Stated task: Pull out every line with the word "title".

==========

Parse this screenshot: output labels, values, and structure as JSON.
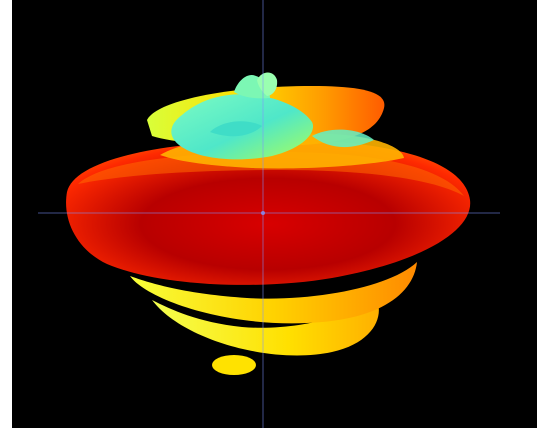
{
  "viewer": {
    "background": "#000000",
    "frame_color": "#ffffff",
    "axis_color": "#8aa0ff"
  },
  "icons": {
    "radiation_pattern": "3d-radiation-pattern-surface",
    "axes": "coordinate-axes-cross"
  },
  "colors": {
    "max_gain": "#c40000",
    "high_gain": "#ff5a00",
    "mid_gain": "#ffd400",
    "low_gain": "#b8ff4a",
    "min_gain": "#5cf2c8"
  },
  "labels": {
    "x_axis_label": "",
    "y_axis_label": "",
    "z_axis_label": ""
  }
}
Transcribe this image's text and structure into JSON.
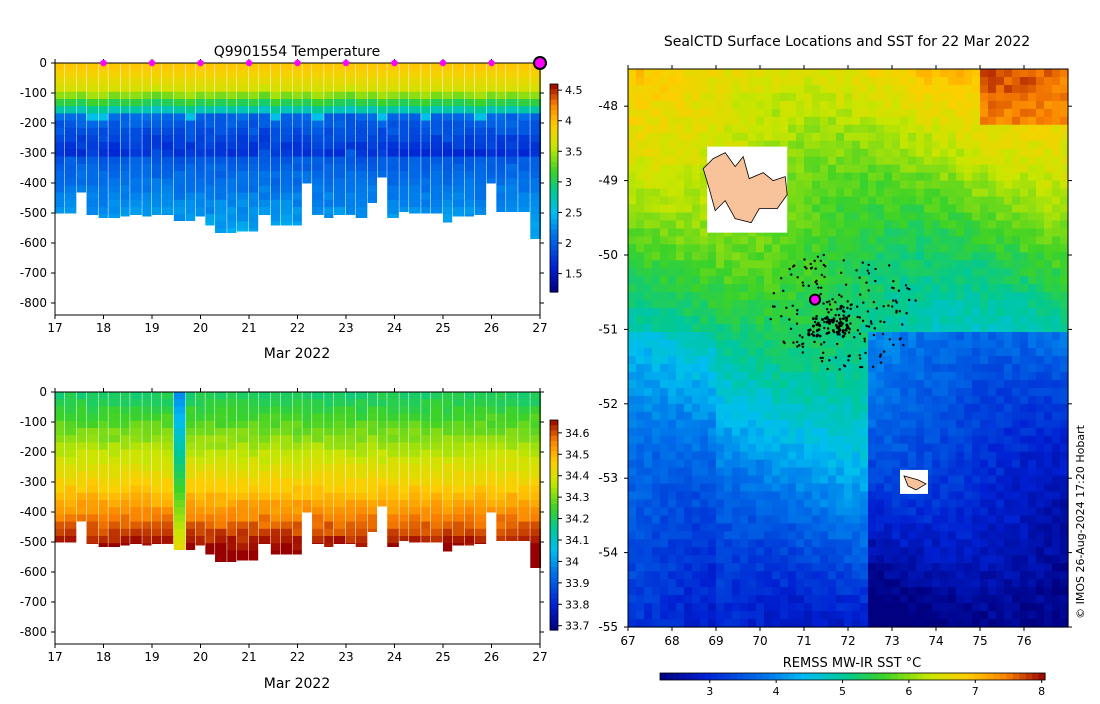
{
  "chart_data": [
    {
      "type": "heatmap",
      "title": "Q9901554  Temperature",
      "xlabel": "Mar 2022",
      "xlim": [
        17,
        27
      ],
      "ylim": [
        -840,
        0
      ],
      "x_ticks": [
        "17",
        "18",
        "19",
        "20",
        "21",
        "22",
        "23",
        "24",
        "25",
        "26",
        "27"
      ],
      "y_ticks": [
        "0",
        "-100",
        "-200",
        "-300",
        "-400",
        "-500",
        "-600",
        "-700",
        "-800"
      ],
      "colorbar_ticks": [
        "4.5",
        "4",
        "3.5",
        "3",
        "2.5",
        "2",
        "1.5"
      ],
      "colorbar_range": [
        1.2,
        4.6
      ],
      "profile_times": [
        17.0,
        17.2,
        17.45,
        17.65,
        17.9,
        18.1,
        18.35,
        18.55,
        18.8,
        19.0,
        19.2,
        19.45,
        19.7,
        19.9,
        20.1,
        20.3,
        20.55,
        20.75,
        21.0,
        21.2,
        21.45,
        21.65,
        21.9,
        22.1,
        22.3,
        22.55,
        22.75,
        23.0,
        23.2,
        23.45,
        23.65,
        23.85,
        24.1,
        24.3,
        24.55,
        24.75,
        25.0,
        25.2,
        25.45,
        25.65,
        25.9,
        26.1,
        26.3,
        26.55,
        26.8,
        27.0
      ],
      "profile_max_depth": [
        500,
        500,
        430,
        505,
        515,
        515,
        510,
        505,
        510,
        505,
        505,
        525,
        525,
        510,
        540,
        565,
        565,
        560,
        560,
        505,
        540,
        540,
        540,
        400,
        505,
        515,
        505,
        505,
        515,
        465,
        380,
        515,
        495,
        500,
        500,
        500,
        530,
        510,
        510,
        505,
        400,
        495,
        495,
        495,
        585,
        585
      ],
      "thermocline_depth": [
        180,
        180,
        175,
        185,
        185,
        175,
        180,
        180,
        175,
        170,
        175,
        180,
        185,
        175,
        180,
        175,
        180,
        175,
        180,
        170,
        185,
        175,
        180,
        175,
        185,
        180,
        175,
        170,
        180,
        175,
        185,
        180,
        175,
        180,
        185,
        175,
        180,
        175,
        180,
        185,
        175,
        180,
        175,
        180,
        180,
        175
      ],
      "surface_markers": [
        18,
        19,
        20,
        21,
        22,
        23,
        24,
        25,
        26
      ],
      "latest_marker": 27
    },
    {
      "type": "heatmap",
      "title": "",
      "xlabel": "Mar 2022",
      "xlim": [
        17,
        27
      ],
      "ylim": [
        -840,
        0
      ],
      "x_ticks": [
        "17",
        "18",
        "19",
        "20",
        "21",
        "22",
        "23",
        "24",
        "25",
        "26",
        "27"
      ],
      "y_ticks": [
        "0",
        "-100",
        "-200",
        "-300",
        "-400",
        "-500",
        "-600",
        "-700",
        "-800"
      ],
      "colorbar_ticks": [
        "34.6",
        "34.5",
        "34.4",
        "34.3",
        "34.2",
        "34.1",
        "34",
        "33.9",
        "33.8",
        "33.7"
      ],
      "colorbar_range": [
        33.68,
        34.66
      ],
      "anomaly_profile_time": 19.45
    },
    {
      "type": "heatmap",
      "title": "SealCTD Surface Locations and SST for 22 Mar 2022",
      "xlabel": "REMSS MW-IR SST °C",
      "xlim": [
        67,
        77
      ],
      "ylim": [
        -55,
        -47.5
      ],
      "x_ticks": [
        "67",
        "68",
        "69",
        "70",
        "71",
        "72",
        "73",
        "74",
        "75",
        "76"
      ],
      "y_ticks": [
        "-48",
        "-49",
        "-50",
        "-51",
        "-52",
        "-53",
        "-54",
        "-55"
      ],
      "colorbar_ticks": [
        "3",
        "4",
        "5",
        "6",
        "7",
        "8"
      ],
      "colorbar_range": [
        2.25,
        8.05
      ],
      "seal_track_center": [
        71.9,
        -50.75
      ],
      "current_position": [
        71.25,
        -50.6
      ],
      "island_main_center": [
        69.8,
        -49.35
      ],
      "island_small_center": [
        73.5,
        -53.05
      ]
    }
  ],
  "credit": "© IMOS 26-Aug-2024 17:20 Hobart"
}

==========

Right answer:
      "title": "Q9901554  Temperature",
      "title": "",
      "title": "SealCTD Surface Locations and SST for 22 Mar 2022",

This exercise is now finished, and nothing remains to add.